== Exercise ==
Copy the data below verbatim, from the line containing "x-tick-label: 6 — [223, 325, 233, 338]" through the line containing "y-tick-label: 0 — [54, 522, 63, 536]", both included.

(Bounding box entries)
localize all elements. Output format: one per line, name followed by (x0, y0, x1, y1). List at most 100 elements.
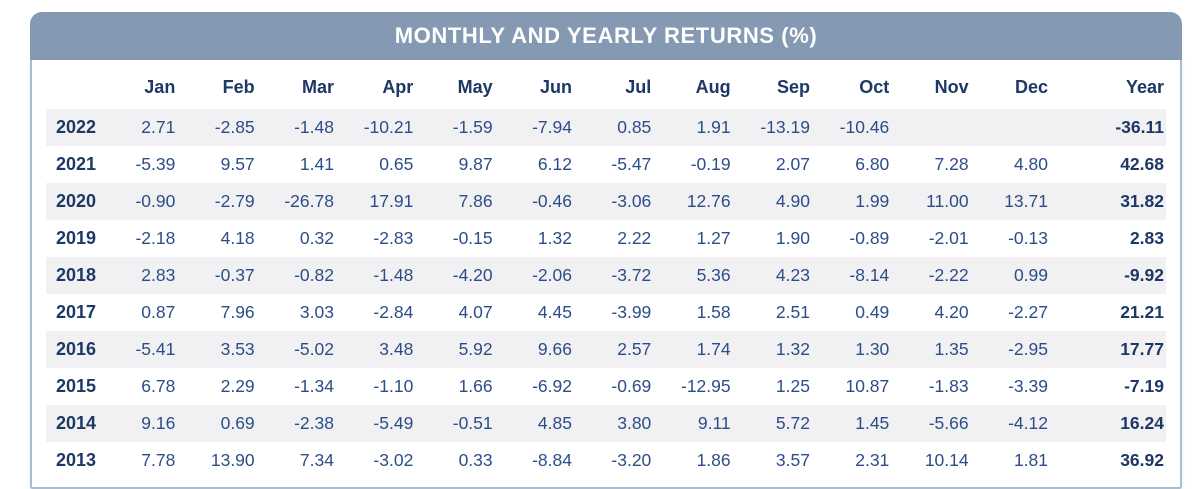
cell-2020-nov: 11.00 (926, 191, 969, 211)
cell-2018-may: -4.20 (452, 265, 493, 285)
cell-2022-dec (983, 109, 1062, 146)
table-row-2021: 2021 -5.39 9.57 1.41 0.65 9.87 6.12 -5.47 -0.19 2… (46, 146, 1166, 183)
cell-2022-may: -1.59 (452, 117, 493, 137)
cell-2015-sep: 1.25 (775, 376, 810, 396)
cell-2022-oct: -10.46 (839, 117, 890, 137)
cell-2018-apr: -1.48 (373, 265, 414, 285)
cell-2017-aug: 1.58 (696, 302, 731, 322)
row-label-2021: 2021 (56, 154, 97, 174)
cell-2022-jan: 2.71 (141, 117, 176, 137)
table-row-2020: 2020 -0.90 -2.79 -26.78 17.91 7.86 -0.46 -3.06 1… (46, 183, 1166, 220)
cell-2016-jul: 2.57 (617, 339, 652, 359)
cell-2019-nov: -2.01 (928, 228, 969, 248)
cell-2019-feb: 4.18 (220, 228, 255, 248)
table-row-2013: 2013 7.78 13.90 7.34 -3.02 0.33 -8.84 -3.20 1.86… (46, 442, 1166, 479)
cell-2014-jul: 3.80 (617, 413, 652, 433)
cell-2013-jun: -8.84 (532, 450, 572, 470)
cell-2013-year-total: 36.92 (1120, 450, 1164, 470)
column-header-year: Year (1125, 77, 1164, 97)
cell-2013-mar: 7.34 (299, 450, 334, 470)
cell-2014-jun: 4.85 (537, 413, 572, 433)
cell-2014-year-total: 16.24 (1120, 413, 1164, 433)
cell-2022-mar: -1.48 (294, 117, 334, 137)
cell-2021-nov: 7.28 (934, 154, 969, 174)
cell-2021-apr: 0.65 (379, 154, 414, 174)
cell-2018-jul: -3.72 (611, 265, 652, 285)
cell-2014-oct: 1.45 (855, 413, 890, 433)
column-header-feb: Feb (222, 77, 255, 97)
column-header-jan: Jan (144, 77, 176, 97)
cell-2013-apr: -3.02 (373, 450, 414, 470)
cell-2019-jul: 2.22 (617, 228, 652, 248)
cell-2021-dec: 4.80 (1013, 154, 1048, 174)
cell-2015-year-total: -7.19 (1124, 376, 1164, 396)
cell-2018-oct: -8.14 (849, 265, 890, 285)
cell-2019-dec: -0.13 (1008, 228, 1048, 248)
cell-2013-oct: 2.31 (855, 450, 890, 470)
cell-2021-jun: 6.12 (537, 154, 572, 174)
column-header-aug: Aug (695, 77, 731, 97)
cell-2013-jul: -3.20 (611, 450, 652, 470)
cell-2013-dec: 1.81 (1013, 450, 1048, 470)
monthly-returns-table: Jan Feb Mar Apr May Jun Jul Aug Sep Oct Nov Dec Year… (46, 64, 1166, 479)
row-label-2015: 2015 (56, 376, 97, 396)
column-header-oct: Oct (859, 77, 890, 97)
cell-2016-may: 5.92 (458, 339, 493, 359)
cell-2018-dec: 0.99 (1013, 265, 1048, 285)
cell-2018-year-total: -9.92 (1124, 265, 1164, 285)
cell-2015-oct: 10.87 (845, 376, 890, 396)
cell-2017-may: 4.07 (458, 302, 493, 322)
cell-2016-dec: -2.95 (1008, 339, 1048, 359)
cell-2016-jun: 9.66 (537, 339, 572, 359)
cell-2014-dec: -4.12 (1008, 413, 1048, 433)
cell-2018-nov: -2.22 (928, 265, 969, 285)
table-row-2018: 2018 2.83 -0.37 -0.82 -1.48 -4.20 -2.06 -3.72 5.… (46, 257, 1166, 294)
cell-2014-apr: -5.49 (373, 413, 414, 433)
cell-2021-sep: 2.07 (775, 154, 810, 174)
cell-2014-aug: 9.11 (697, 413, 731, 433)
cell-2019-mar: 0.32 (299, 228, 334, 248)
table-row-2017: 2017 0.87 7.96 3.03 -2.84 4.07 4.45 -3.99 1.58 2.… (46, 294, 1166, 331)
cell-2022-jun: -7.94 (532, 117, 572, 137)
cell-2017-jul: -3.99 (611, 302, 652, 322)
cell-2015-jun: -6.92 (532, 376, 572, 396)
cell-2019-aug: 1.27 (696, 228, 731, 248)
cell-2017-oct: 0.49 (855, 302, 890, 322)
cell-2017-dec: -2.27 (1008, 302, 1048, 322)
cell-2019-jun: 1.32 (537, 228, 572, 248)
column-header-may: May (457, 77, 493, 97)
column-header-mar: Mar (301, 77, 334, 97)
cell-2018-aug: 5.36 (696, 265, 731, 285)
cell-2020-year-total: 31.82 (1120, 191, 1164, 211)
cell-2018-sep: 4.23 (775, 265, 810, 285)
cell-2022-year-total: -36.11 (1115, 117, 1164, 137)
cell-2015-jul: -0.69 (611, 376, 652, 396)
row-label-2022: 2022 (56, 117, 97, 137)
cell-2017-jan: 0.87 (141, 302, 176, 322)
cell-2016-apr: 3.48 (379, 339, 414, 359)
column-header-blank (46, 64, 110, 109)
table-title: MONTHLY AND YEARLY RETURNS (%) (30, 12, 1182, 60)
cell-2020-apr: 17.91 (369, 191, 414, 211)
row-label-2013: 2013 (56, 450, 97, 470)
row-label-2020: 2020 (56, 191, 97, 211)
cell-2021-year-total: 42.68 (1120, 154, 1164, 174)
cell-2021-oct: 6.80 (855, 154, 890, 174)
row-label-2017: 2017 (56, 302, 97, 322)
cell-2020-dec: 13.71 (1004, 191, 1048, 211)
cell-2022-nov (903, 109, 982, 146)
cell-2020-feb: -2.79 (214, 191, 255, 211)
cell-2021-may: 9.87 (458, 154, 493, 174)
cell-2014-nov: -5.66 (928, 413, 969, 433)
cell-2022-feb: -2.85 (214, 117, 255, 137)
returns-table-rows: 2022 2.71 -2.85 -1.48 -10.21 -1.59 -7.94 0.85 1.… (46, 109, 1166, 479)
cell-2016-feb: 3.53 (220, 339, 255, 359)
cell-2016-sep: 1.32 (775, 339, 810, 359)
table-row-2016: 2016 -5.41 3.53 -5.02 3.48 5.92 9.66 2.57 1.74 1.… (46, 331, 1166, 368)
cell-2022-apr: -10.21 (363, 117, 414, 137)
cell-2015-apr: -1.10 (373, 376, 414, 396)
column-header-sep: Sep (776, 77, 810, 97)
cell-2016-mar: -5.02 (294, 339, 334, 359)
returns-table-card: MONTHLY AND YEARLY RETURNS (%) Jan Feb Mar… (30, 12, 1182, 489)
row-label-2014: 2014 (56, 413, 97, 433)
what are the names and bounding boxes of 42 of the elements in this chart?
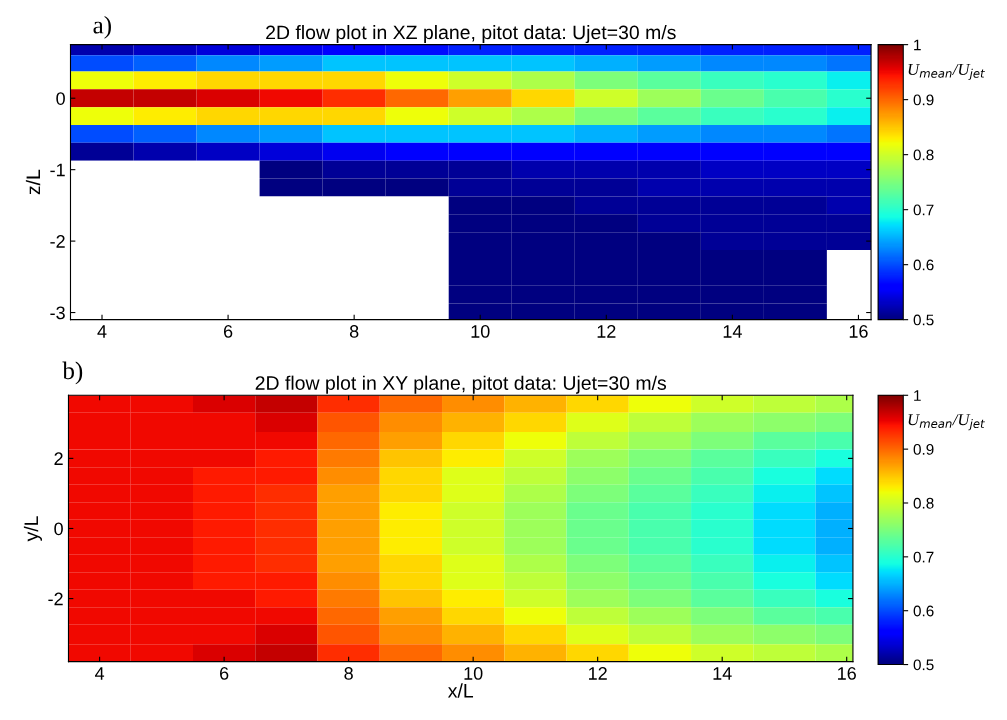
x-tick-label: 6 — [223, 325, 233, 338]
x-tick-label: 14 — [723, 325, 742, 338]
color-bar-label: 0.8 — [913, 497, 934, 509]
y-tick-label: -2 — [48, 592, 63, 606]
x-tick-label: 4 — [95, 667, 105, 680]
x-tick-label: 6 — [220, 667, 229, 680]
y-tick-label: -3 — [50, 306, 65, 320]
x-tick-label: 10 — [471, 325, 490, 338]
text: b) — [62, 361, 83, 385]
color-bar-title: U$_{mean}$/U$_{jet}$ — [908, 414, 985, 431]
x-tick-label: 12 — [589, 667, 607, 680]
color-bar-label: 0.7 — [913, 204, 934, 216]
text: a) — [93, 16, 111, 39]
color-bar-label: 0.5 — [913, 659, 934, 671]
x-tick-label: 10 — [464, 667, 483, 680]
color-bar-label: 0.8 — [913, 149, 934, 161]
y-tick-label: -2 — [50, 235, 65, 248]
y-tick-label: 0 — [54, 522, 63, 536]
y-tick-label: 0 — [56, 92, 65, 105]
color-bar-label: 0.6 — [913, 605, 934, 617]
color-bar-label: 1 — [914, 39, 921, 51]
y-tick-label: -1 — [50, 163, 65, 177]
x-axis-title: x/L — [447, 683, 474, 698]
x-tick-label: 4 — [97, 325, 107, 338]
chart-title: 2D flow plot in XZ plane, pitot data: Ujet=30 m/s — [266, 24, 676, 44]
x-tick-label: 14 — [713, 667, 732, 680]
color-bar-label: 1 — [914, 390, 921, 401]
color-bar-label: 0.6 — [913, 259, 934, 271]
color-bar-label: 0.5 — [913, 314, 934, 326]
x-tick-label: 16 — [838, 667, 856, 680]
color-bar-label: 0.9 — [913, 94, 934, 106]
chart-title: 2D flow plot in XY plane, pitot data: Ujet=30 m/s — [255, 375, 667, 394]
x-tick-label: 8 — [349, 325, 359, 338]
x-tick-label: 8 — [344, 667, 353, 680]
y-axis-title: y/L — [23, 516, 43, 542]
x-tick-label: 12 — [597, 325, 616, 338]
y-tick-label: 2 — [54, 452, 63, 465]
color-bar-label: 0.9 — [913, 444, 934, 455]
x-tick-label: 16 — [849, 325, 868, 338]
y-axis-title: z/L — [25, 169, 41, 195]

== Task solution ==
x-tick-label: 6 — [223, 325, 233, 338]
x-tick-label: 14 — [723, 325, 742, 338]
color-bar-label: 0.8 — [913, 497, 934, 509]
y-tick-label: -2 — [48, 592, 63, 606]
x-tick-label: 4 — [95, 667, 105, 680]
x-tick-label: 6 — [220, 667, 229, 680]
y-tick-label: -3 — [50, 306, 65, 320]
x-tick-label: 10 — [471, 325, 490, 338]
text: b) — [62, 361, 83, 385]
color-bar-title: U$_{mean}$/U$_{jet}$ — [908, 414, 985, 431]
x-tick-label: 12 — [589, 667, 607, 680]
color-bar-label: 0.7 — [913, 204, 934, 216]
text: a) — [93, 16, 111, 39]
color-bar-label: 0.5 — [913, 659, 934, 671]
x-tick-label: 10 — [464, 667, 483, 680]
color-bar-label: 0.8 — [913, 149, 934, 161]
y-tick-label: -2 — [50, 235, 65, 248]
y-tick-label: 0 — [54, 522, 63, 536]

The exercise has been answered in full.